§ BRIEF
Records follow. Select each line holding "from".

___ DATASET

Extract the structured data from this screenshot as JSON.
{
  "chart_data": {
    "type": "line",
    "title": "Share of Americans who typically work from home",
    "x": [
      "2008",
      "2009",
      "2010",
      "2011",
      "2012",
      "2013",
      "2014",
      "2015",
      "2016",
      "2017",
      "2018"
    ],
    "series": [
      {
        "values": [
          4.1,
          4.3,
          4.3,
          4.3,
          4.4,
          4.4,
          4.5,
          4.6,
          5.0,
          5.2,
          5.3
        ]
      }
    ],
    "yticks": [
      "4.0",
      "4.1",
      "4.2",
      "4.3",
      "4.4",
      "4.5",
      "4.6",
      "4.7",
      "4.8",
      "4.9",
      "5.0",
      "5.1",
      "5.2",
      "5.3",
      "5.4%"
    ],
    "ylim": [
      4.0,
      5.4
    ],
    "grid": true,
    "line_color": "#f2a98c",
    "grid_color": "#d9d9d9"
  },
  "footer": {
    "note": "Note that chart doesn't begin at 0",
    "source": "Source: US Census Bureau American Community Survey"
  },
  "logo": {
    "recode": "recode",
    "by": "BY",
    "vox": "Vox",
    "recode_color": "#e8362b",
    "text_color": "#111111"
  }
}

______

§ WRITTEN RESPONSE
Extract the structured data from this screenshot as JSON.
    "title": "Share of Americans who typically work from home",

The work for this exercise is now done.